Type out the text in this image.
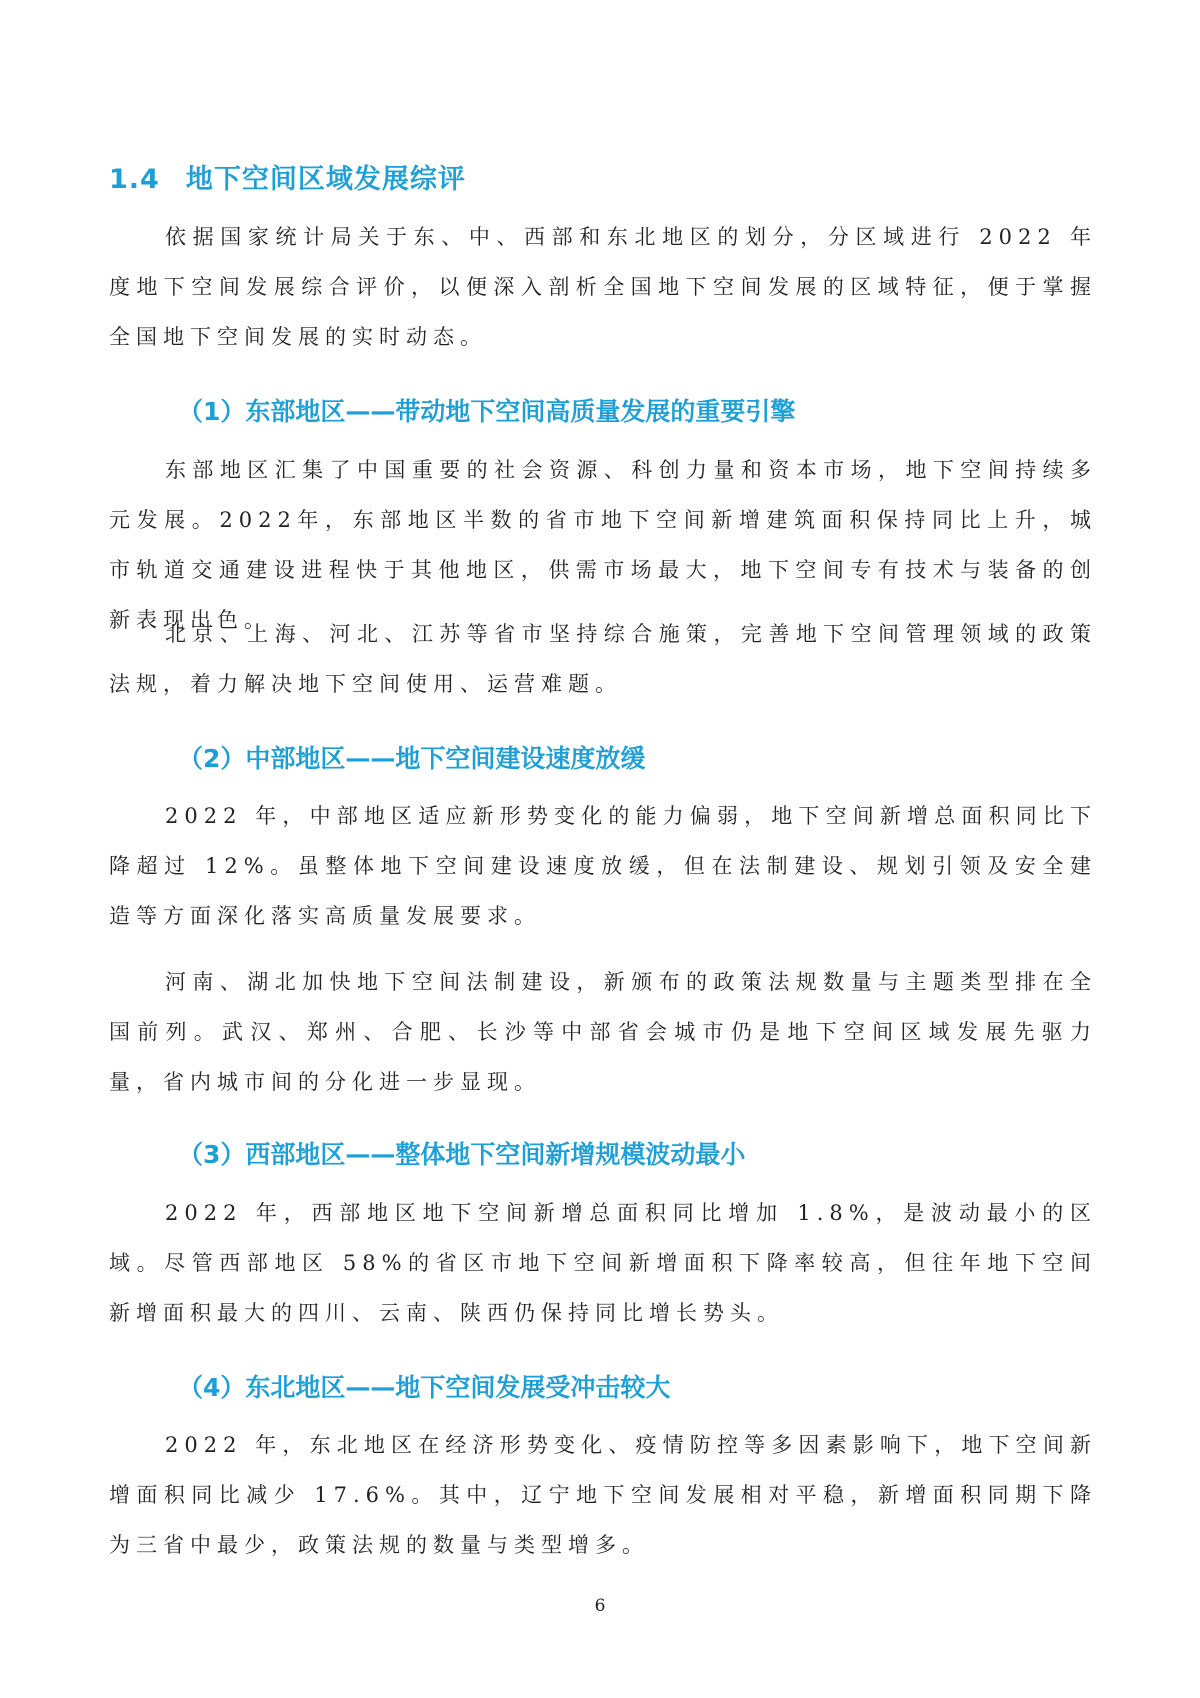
1.4 地下空间区域发展综评
依据国家统计局关于东、中、西部和东北地区的划分，分区域进行 2022 年度地下空间发展综合评价，以便深入剖析全国地下空间发展的区域特征，便于掌握全国地下空间发展的实时动态。
（1）东部地区——带动地下空间高质量发展的重要引擎
东部地区汇集了中国重要的社会资源、科创力量和资本市场，地下空间持续多元发展。2022年，东部地区半数的省市地下空间新增建筑面积保持同比上升，城市轨道交通建设进程快于其他地区，供需市场最大，地下空间专有技术与装备的创新表现出色。
北京、上海、河北、江苏等省市坚持综合施策，完善地下空间管理领域的政策法规，着力解决地下空间使用、运营难题。
（2）中部地区——地下空间建设速度放缓
2022 年，中部地区适应新形势变化的能力偏弱，地下空间新增总面积同比下降超过 12%。虽整体地下空间建设速度放缓，但在法制建设、规划引领及安全建造等方面深化落实高质量发展要求。
河南、湖北加快地下空间法制建设，新颁布的政策法规数量与主题类型排在全国前列。武汉、郑州、合肥、长沙等中部省会城市仍是地下空间区域发展先驱力量，省内城市间的分化进一步显现。
（3）西部地区——整体地下空间新增规模波动最小
2022 年，西部地区地下空间新增总面积同比增加 1.8%，是波动最小的区域。尽管西部地区 58%的省区市地下空间新增面积下降率较高，但往年地下空间新增面积最大的四川、云南、陕西仍保持同比增长势头。
（4）东北地区——地下空间发展受冲击较大
2022 年，东北地区在经济形势变化、疫情防控等多因素影响下，地下空间新增面积同比减少 17.6%。其中，辽宁地下空间发展相对平稳，新增面积同期下降为三省中最少，政策法规的数量与类型增多。
6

What to produce: Your job is to transcribe the entries above exactly; skip the pictures.

In response:
Type out the text in this image.
1.4 地下空间区域发展综评
依据国家统计局关于东、中、西部和东北地区的划分，分区域进行 2022 年度地下空间发展综合评价，以便深入剖析全国地下空间发展的区域特征，便于掌握全国地下空间发展的实时动态。
（1）东部地区——带动地下空间高质量发展的重要引擎
东部地区汇集了中国重要的社会资源、科创力量和资本市场，地下空间持续多元发展。2022年，东部地区半数的省市地下空间新增建筑面积保持同比上升，城市轨道交通建设进程快于其他地区，供需市场最大，地下空间专有技术与装备的创新表现出色。
北京、上海、河北、江苏等省市坚持综合施策，完善地下空间管理领域的政策法规，着力解决地下空间使用、运营难题。
（2）中部地区——地下空间建设速度放缓
2022 年，中部地区适应新形势变化的能力偏弱，地下空间新增总面积同比下降超过 12%。虽整体地下空间建设速度放缓，但在法制建设、规划引领及安全建造等方面深化落实高质量发展要求。
河南、湖北加快地下空间法制建设，新颁布的政策法规数量与主题类型排在全国前列。武汉、郑州、合肥、长沙等中部省会城市仍是地下空间区域发展先驱力量，省内城市间的分化进一步显现。
（3）西部地区——整体地下空间新增规模波动最小
2022 年，西部地区地下空间新增总面积同比增加 1.8%，是波动最小的区域。尽管西部地区 58%的省区市地下空间新增面积下降率较高，但往年地下空间新增面积最大的四川、云南、陕西仍保持同比增长势头。
（4）东北地区——地下空间发展受冲击较大
2022 年，东北地区在经济形势变化、疫情防控等多因素影响下，地下空间新增面积同比减少 17.6%。其中，辽宁地下空间发展相对平稳，新增面积同期下降为三省中最少，政策法规的数量与类型增多。
6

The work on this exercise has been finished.